Structured figure records:
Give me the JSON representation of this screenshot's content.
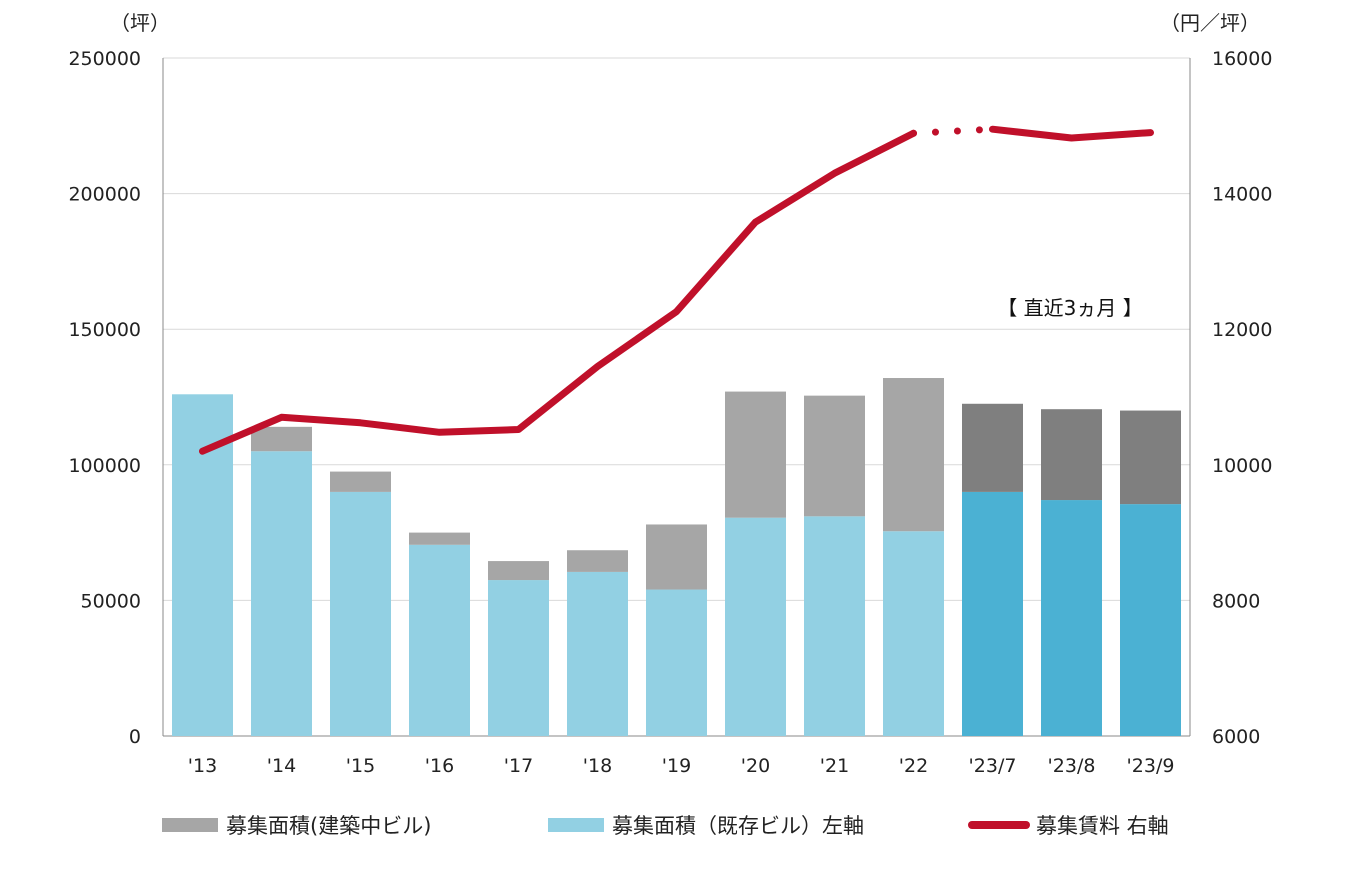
{
  "chart_data": {
    "type": "bar",
    "categories": [
      "'13",
      "'14",
      "'15",
      "'16",
      "'17",
      "'18",
      "'19",
      "'20",
      "'21",
      "'22",
      "'23/7",
      "'23/8",
      "'23/9"
    ],
    "series": [
      {
        "name": "募集面積（既存ビル）左軸",
        "axis": "left",
        "values": [
          126000,
          105000,
          90000,
          70500,
          57500,
          60500,
          54000,
          80500,
          81000,
          75500,
          90000,
          87000,
          85500
        ],
        "color": "#92d0e3",
        "recent_color": "#4bb1d3"
      },
      {
        "name": "募集面積(建築中ビル)",
        "axis": "left",
        "values": [
          0,
          9000,
          7500,
          4500,
          7000,
          8000,
          24000,
          46500,
          44500,
          56500,
          32500,
          33500,
          34500
        ],
        "color": "#a6a6a6",
        "recent_color": "#7f7f7f"
      },
      {
        "name": "募集賃料 右軸",
        "type": "line",
        "axis": "right",
        "values": [
          10200,
          10700,
          10620,
          10480,
          10520,
          11450,
          12260,
          13580,
          14300,
          14890,
          14950,
          14820,
          14900
        ],
        "color": "#c0102a"
      }
    ],
    "recent_start_index": 10,
    "dotted_segment": [
      9,
      10
    ],
    "y_left": {
      "min": 0,
      "max": 250000,
      "ticks": [
        "0",
        "50000",
        "100000",
        "150000",
        "200000",
        "250000"
      ],
      "unit": "（坪）"
    },
    "y_right": {
      "min": 6000,
      "max": 16000,
      "ticks": [
        "6000",
        "8000",
        "10000",
        "12000",
        "14000",
        "16000"
      ],
      "unit": "（円／坪）"
    },
    "annotation": "【 直近3ヵ月 】",
    "grid": true,
    "legend_position": "bottom"
  },
  "legend": {
    "construction": "募集面積(建築中ビル)",
    "existing": "募集面積（既存ビル）左軸",
    "rent": "募集賃料 右軸"
  }
}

◆ **PROMPT**
In your copy, leave out the pictures and reproduce the material above exactly.

◆ **FULL SOLUTION**
Give me the JSON representation of this screenshot's content.
{
  "chart_data": {
    "type": "bar",
    "categories": [
      "'13",
      "'14",
      "'15",
      "'16",
      "'17",
      "'18",
      "'19",
      "'20",
      "'21",
      "'22",
      "'23/7",
      "'23/8",
      "'23/9"
    ],
    "series": [
      {
        "name": "募集面積（既存ビル）左軸",
        "axis": "left",
        "values": [
          126000,
          105000,
          90000,
          70500,
          57500,
          60500,
          54000,
          80500,
          81000,
          75500,
          90000,
          87000,
          85500
        ],
        "color": "#92d0e3",
        "recent_color": "#4bb1d3"
      },
      {
        "name": "募集面積(建築中ビル)",
        "axis": "left",
        "values": [
          0,
          9000,
          7500,
          4500,
          7000,
          8000,
          24000,
          46500,
          44500,
          56500,
          32500,
          33500,
          34500
        ],
        "color": "#a6a6a6",
        "recent_color": "#7f7f7f"
      },
      {
        "name": "募集賃料 右軸",
        "type": "line",
        "axis": "right",
        "values": [
          10200,
          10700,
          10620,
          10480,
          10520,
          11450,
          12260,
          13580,
          14300,
          14890,
          14950,
          14820,
          14900
        ],
        "color": "#c0102a"
      }
    ],
    "recent_start_index": 10,
    "dotted_segment": [
      9,
      10
    ],
    "y_left": {
      "min": 0,
      "max": 250000,
      "ticks": [
        "0",
        "50000",
        "100000",
        "150000",
        "200000",
        "250000"
      ],
      "unit": "（坪）"
    },
    "y_right": {
      "min": 6000,
      "max": 16000,
      "ticks": [
        "6000",
        "8000",
        "10000",
        "12000",
        "14000",
        "16000"
      ],
      "unit": "（円／坪）"
    },
    "annotation": "【 直近3ヵ月 】",
    "grid": true,
    "legend_position": "bottom"
  },
  "legend": {
    "construction": "募集面積(建築中ビル)",
    "existing": "募集面積（既存ビル）左軸",
    "rent": "募集賃料 右軸"
  }
}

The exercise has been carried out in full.